▶ _What is expected_
Scan the data below for the string "this". Show every line where it turns up.

▶ _Supplied entries_
***

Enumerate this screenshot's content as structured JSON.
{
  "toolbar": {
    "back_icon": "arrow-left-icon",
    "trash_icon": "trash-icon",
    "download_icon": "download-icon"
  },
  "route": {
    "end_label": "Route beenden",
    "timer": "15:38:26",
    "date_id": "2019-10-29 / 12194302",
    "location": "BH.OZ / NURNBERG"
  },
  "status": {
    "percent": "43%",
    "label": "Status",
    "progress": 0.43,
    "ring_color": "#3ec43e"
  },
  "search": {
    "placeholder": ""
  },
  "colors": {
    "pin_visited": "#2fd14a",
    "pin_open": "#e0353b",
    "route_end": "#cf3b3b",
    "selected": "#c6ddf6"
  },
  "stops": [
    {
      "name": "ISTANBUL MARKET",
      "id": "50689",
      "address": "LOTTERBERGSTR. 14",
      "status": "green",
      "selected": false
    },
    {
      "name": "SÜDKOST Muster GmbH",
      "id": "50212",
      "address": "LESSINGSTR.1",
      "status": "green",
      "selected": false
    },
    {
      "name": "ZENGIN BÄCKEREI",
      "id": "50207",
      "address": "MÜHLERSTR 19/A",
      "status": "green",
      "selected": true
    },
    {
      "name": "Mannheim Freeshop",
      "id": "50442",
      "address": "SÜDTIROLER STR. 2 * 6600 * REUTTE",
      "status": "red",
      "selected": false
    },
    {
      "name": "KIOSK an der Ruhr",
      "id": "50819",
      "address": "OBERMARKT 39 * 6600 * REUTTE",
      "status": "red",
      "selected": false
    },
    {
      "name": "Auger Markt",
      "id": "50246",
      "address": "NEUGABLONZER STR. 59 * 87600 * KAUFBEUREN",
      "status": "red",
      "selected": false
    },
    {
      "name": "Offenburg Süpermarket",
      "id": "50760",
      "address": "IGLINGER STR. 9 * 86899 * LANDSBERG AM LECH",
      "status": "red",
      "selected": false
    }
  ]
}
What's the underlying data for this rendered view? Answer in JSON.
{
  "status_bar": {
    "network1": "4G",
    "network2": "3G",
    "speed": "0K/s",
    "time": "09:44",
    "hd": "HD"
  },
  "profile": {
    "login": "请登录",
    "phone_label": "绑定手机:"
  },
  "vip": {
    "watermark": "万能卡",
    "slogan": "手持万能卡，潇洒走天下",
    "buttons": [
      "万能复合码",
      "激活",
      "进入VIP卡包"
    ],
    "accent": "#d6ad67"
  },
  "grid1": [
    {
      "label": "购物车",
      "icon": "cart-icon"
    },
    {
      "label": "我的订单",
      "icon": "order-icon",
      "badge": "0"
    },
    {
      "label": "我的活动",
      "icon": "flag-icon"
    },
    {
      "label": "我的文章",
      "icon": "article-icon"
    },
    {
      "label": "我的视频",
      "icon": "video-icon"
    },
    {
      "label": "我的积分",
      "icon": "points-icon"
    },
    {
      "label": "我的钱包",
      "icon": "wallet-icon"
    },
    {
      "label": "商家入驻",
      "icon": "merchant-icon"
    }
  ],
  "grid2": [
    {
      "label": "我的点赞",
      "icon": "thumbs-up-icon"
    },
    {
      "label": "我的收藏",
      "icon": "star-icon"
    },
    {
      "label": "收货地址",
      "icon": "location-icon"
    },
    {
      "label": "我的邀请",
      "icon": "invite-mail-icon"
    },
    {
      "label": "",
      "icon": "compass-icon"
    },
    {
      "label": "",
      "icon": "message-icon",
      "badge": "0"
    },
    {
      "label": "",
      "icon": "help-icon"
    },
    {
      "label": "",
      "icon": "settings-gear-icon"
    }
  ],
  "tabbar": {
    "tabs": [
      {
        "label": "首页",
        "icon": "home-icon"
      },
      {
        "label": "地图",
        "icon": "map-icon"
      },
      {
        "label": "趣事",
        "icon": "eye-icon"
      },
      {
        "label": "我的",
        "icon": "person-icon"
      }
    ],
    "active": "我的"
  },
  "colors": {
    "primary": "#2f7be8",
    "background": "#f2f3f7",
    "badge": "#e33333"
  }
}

***

▶ _The completed task_
Enumerate this screenshot's content as structured JSON.
What's the underlying data for this rendered view? Answer in JSON.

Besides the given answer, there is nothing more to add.